§ Directions for this task: Extract every line from the records below that contains the word "JSON".
--- start Items ---
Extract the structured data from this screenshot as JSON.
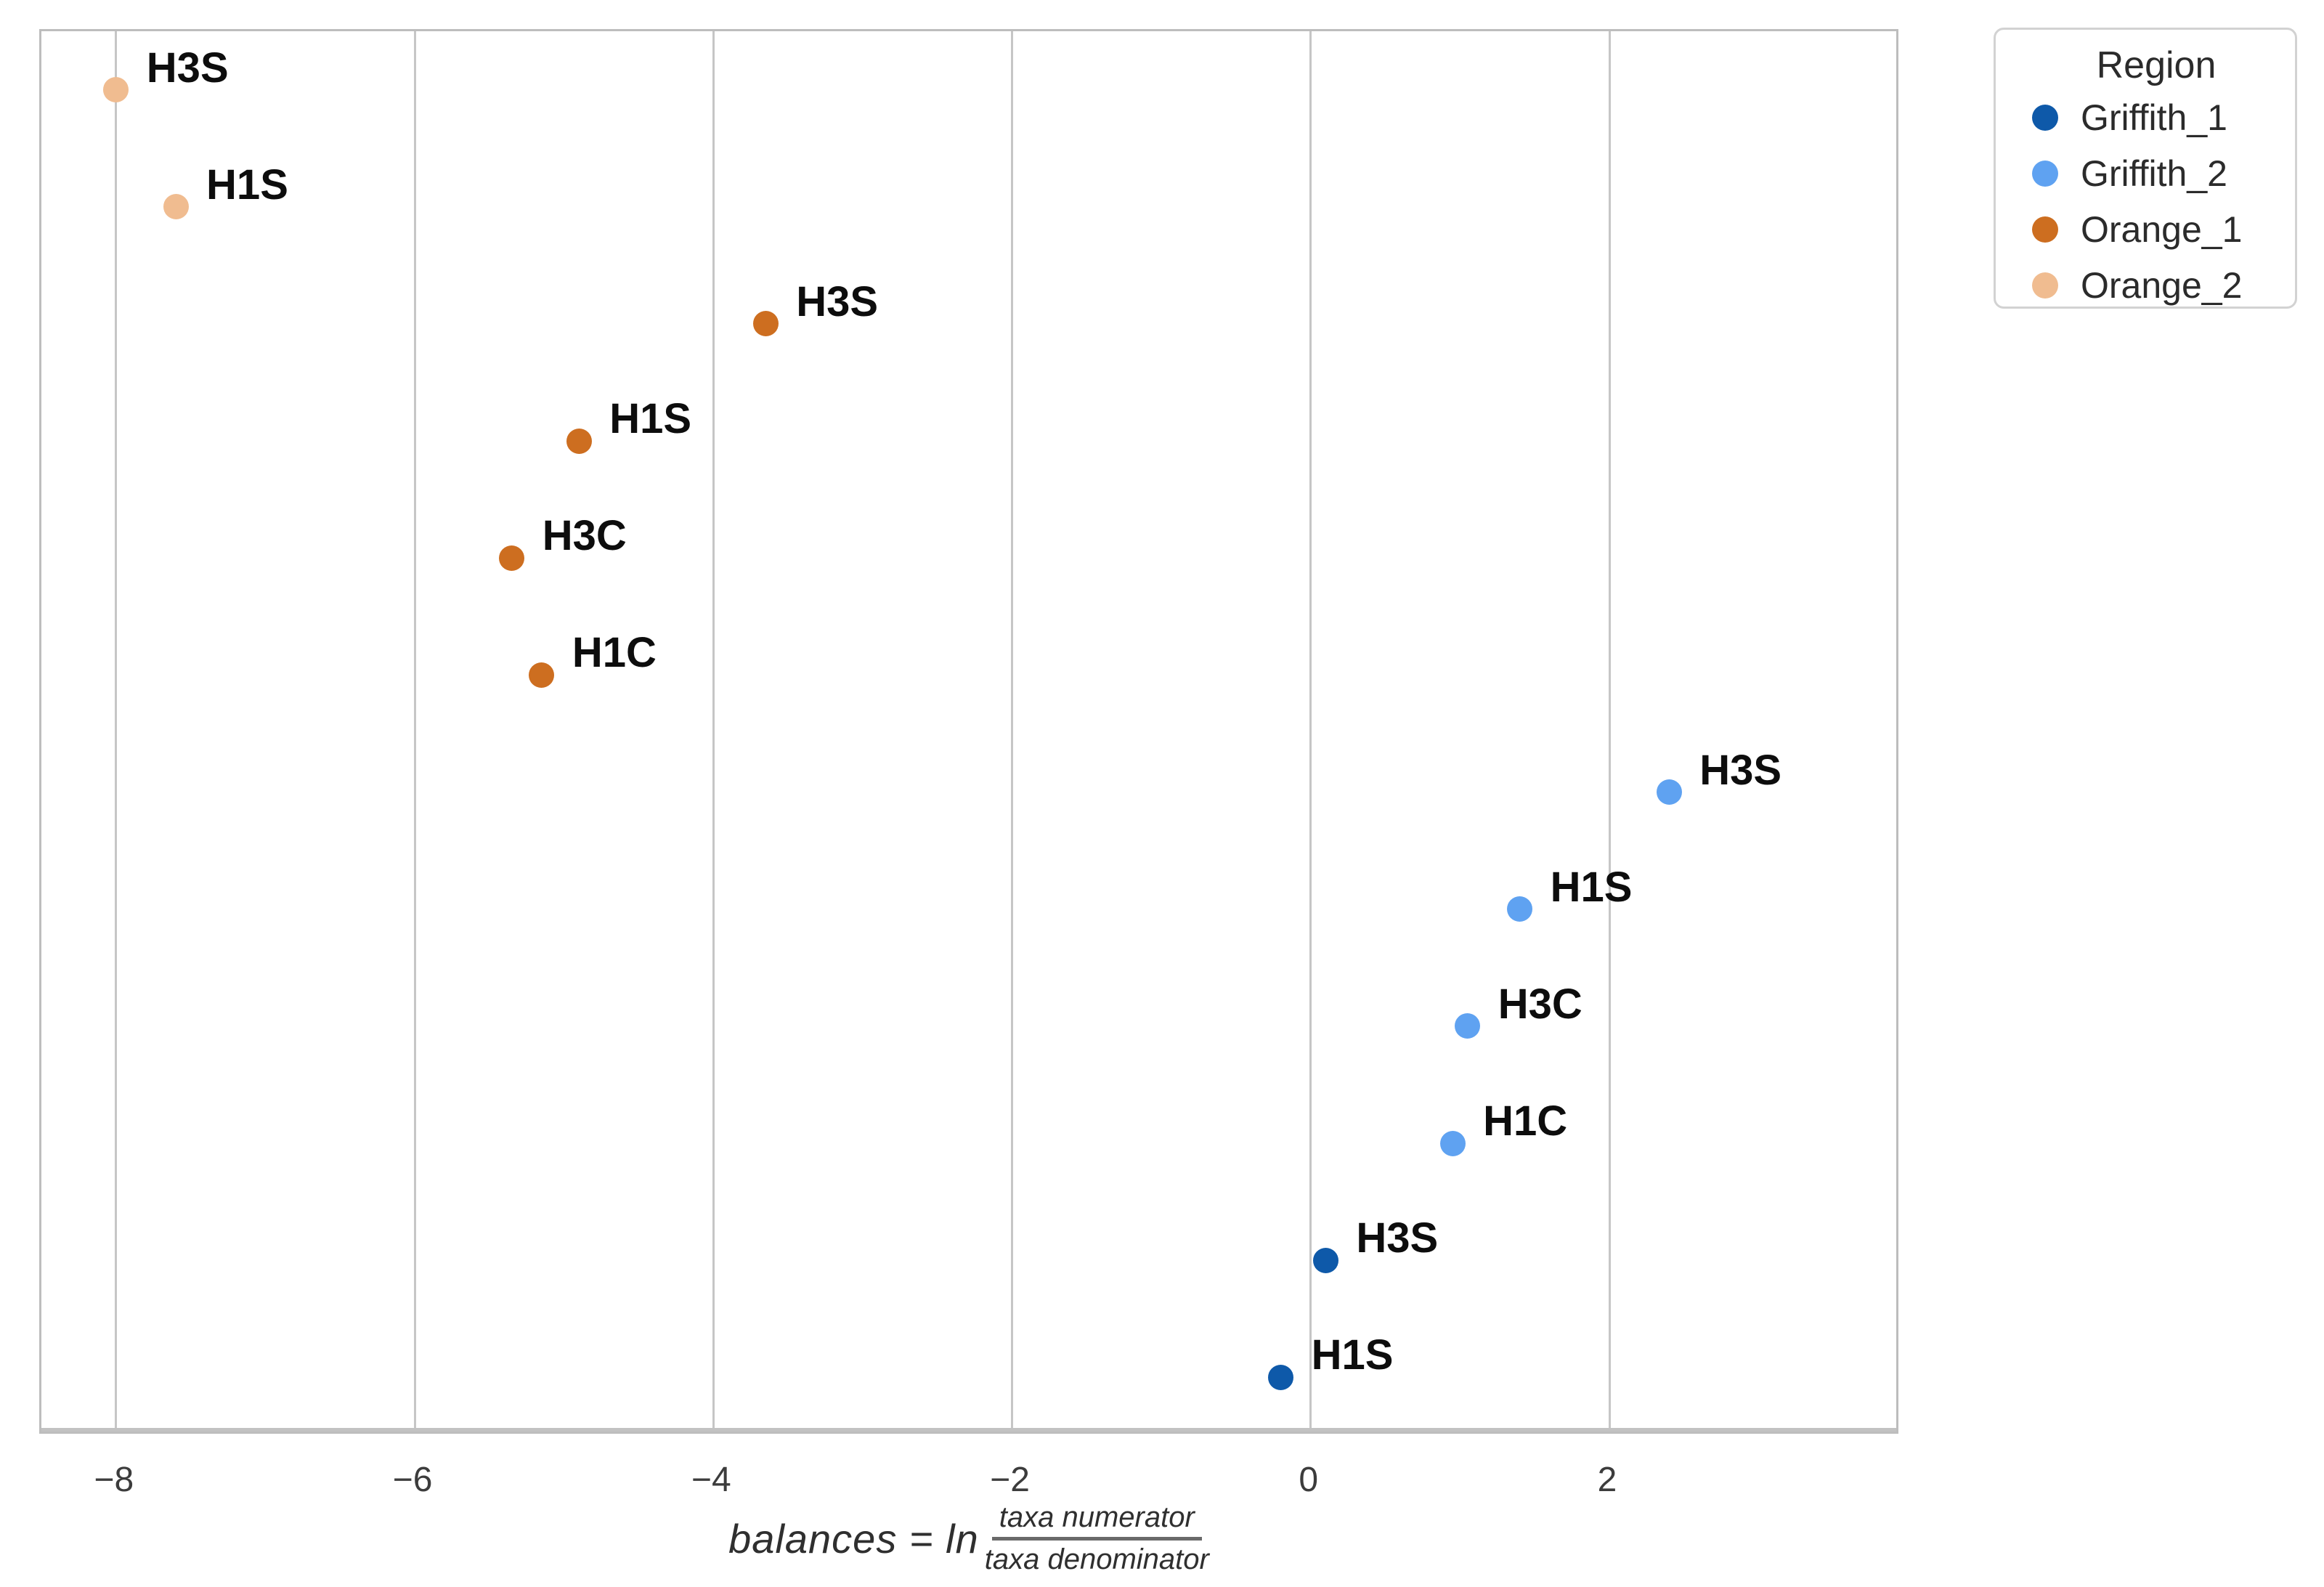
{
  "chart_data": {
    "type": "scatter",
    "title": "",
    "xlabel_prefix": "balances = ln",
    "xlabel_numerator": "taxa numerator",
    "xlabel_denominator": "taxa denominator",
    "ylabel": "",
    "x_ticks": [
      -8,
      -6,
      -4,
      -2,
      0,
      2
    ],
    "xlim": [
      -8.5,
      3.95
    ],
    "grid": "vertical-only",
    "background": "#ffffff",
    "gridline_color": "#c6c6c6",
    "legend": {
      "title": "Region",
      "position": "outside-top-right",
      "entries": [
        {
          "label": "Griffith_1",
          "color": "#0e59a9"
        },
        {
          "label": "Griffith_2",
          "color": "#5fa2f1"
        },
        {
          "label": "Orange_1",
          "color": "#cd6e20"
        },
        {
          "label": "Orange_2",
          "color": "#f0bc90"
        }
      ]
    },
    "points": [
      {
        "region": "Orange_2",
        "label": "H3S",
        "x": -8.0
      },
      {
        "region": "Orange_2",
        "label": "H1S",
        "x": -7.6
      },
      {
        "region": "Orange_1",
        "label": "H3S",
        "x": -3.65
      },
      {
        "region": "Orange_1",
        "label": "H1S",
        "x": -4.9
      },
      {
        "region": "Orange_1",
        "label": "H3C",
        "x": -5.35
      },
      {
        "region": "Orange_1",
        "label": "H1C",
        "x": -5.15
      },
      {
        "region": "Griffith_2",
        "label": "H3S",
        "x": 2.4
      },
      {
        "region": "Griffith_2",
        "label": "H1S",
        "x": 1.4
      },
      {
        "region": "Griffith_2",
        "label": "H3C",
        "x": 1.05
      },
      {
        "region": "Griffith_2",
        "label": "H1C",
        "x": 0.95
      },
      {
        "region": "Griffith_1",
        "label": "H3S",
        "x": 0.1
      },
      {
        "region": "Griffith_1",
        "label": "H1S",
        "x": -0.2
      }
    ]
  }
}
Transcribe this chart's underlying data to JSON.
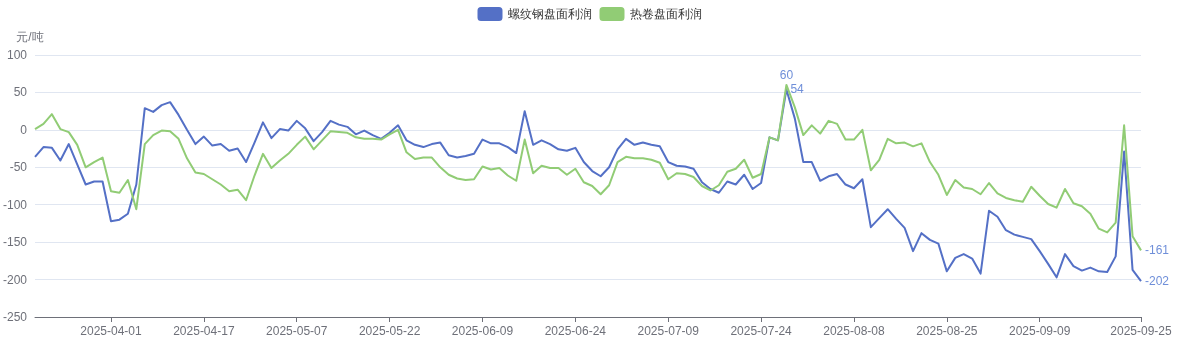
--- end Items ---
§ Exercise output:
Extract the structured data from this screenshot as JSON.
Transcribe this chart's underlying data to JSON.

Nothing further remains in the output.